WHAT YOU HAVE TO DO:
Which lines of the records contain "JSON"? Collect every one of them.
--- Begin ---
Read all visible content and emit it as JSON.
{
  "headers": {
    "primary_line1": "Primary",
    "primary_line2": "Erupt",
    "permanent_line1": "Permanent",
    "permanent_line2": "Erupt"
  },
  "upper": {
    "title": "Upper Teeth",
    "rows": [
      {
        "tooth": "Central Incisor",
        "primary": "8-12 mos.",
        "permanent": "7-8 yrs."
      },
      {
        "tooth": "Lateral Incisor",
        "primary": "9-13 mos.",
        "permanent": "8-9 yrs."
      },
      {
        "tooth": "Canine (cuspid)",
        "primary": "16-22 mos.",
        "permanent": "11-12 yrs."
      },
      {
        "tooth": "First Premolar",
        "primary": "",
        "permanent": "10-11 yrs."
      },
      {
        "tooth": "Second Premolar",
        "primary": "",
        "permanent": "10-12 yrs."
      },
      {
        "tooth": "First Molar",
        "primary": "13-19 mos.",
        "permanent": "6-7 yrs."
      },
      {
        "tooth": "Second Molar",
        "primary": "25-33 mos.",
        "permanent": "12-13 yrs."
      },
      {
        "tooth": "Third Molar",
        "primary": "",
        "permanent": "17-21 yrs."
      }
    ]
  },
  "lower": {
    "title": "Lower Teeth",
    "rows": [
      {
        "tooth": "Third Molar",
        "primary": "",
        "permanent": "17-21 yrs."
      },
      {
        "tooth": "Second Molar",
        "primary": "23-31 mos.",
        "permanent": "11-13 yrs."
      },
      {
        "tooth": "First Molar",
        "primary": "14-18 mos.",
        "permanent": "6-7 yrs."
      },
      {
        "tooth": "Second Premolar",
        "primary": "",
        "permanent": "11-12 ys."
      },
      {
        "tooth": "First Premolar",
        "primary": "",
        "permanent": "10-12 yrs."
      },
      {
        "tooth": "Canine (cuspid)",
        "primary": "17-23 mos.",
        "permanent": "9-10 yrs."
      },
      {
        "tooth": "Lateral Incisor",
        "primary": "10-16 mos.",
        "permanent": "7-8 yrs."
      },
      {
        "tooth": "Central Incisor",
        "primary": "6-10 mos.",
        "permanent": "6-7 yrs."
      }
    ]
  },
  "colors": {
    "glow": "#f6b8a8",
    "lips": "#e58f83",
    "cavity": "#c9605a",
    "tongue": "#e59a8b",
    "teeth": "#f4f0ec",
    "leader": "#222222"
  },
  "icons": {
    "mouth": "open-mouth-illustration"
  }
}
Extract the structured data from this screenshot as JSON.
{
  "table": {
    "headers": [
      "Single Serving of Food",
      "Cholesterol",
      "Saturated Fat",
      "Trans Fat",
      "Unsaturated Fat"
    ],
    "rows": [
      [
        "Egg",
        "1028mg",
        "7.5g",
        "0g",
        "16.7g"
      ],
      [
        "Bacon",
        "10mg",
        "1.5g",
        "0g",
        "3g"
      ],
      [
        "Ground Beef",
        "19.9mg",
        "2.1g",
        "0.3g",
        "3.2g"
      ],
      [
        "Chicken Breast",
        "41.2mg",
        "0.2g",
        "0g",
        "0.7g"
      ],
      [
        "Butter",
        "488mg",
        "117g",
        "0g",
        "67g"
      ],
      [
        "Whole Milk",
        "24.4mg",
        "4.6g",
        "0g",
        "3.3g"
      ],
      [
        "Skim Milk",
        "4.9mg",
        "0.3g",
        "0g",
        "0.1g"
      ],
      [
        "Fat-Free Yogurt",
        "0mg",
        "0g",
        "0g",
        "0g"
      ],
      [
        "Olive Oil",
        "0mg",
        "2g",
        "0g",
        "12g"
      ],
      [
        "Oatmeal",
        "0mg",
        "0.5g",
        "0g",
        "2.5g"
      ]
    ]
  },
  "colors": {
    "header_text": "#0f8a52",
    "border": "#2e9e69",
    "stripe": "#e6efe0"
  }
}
--- End ---
WRITTEN SOLUTION:
Read all visible content and emit it as JSON.
Extract the structured data from this screenshot as JSON.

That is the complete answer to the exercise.